* _YOUR OBJECTIVE_
Here are records with pictures in them. Copy all of them exactly and leave the pictures out.

* _RECORDS FOR THIS TASK_
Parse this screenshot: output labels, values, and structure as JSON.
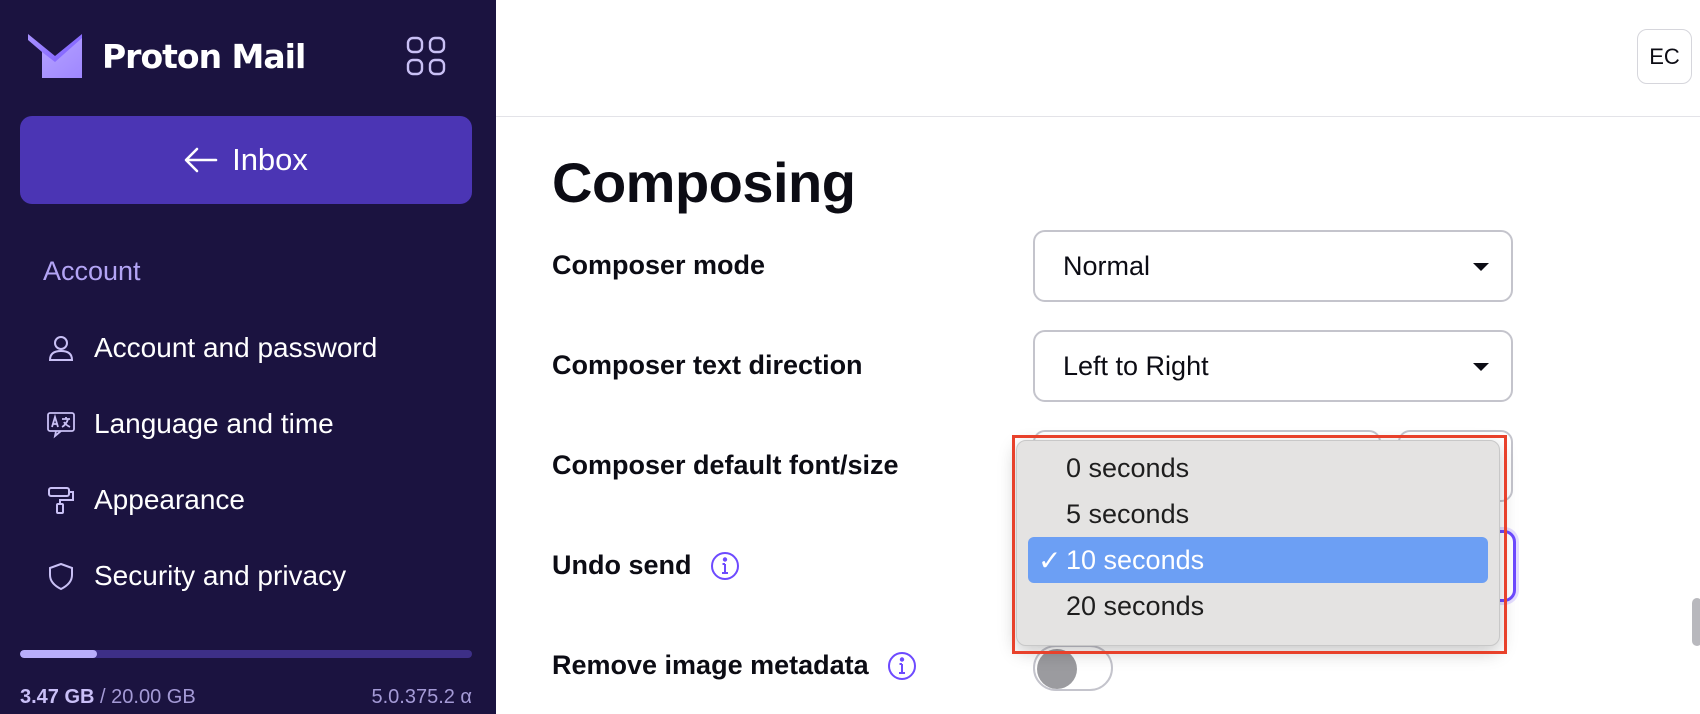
{
  "brand": {
    "name": "Proton Mail",
    "logo_color": "#8b6cff"
  },
  "sidebar": {
    "inbox_label": "Inbox",
    "section": "Account",
    "items": [
      {
        "label": "Account and password",
        "icon": "user-icon"
      },
      {
        "label": "Language and time",
        "icon": "language-icon"
      },
      {
        "label": "Appearance",
        "icon": "paint-roller-icon"
      },
      {
        "label": "Security and privacy",
        "icon": "shield-icon"
      }
    ],
    "storage": {
      "used": "3.47 GB",
      "total": "/ 20.00 GB",
      "fraction": 0.17
    },
    "version": "5.0.375.2 α"
  },
  "header": {
    "avatar_initials": "EC"
  },
  "main": {
    "title": "Composing",
    "rows": [
      {
        "label": "Composer mode",
        "value": "Normal"
      },
      {
        "label": "Composer text direction",
        "value": "Left to Right"
      },
      {
        "label": "Composer default font/size"
      },
      {
        "label": "Undo send"
      },
      {
        "label": "Remove image metadata"
      }
    ]
  },
  "dropdown": {
    "options": [
      "0 seconds",
      "5 seconds",
      "10 seconds",
      "20 seconds"
    ],
    "selected_index": 2,
    "check": "✓"
  },
  "colors": {
    "sidebar_bg": "#1b1340",
    "primary": "#4b35b4",
    "accent": "#6d4aff",
    "selection": "#6c9ff4",
    "annotation": "#e8412b"
  }
}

* _WRITTEN ANSWER_
Parse this screenshot: output labels, values, and structure as JSON.
{
  "brand": {
    "name": "Proton Mail",
    "logo_color": "#8b6cff"
  },
  "sidebar": {
    "inbox_label": "Inbox",
    "section": "Account",
    "items": [
      {
        "label": "Account and password",
        "icon": "user-icon"
      },
      {
        "label": "Language and time",
        "icon": "language-icon"
      },
      {
        "label": "Appearance",
        "icon": "paint-roller-icon"
      },
      {
        "label": "Security and privacy",
        "icon": "shield-icon"
      }
    ],
    "storage": {
      "used": "3.47 GB",
      "total": "/ 20.00 GB",
      "fraction": 0.17
    },
    "version": "5.0.375.2 α"
  },
  "header": {
    "avatar_initials": "EC"
  },
  "main": {
    "title": "Composing",
    "rows": [
      {
        "label": "Composer mode",
        "value": "Normal"
      },
      {
        "label": "Composer text direction",
        "value": "Left to Right"
      },
      {
        "label": "Composer default font/size"
      },
      {
        "label": "Undo send"
      },
      {
        "label": "Remove image metadata"
      }
    ]
  },
  "dropdown": {
    "options": [
      "0 seconds",
      "5 seconds",
      "10 seconds",
      "20 seconds"
    ],
    "selected_index": 2,
    "check": "✓"
  },
  "colors": {
    "sidebar_bg": "#1b1340",
    "primary": "#4b35b4",
    "accent": "#6d4aff",
    "selection": "#6c9ff4",
    "annotation": "#e8412b"
  }
}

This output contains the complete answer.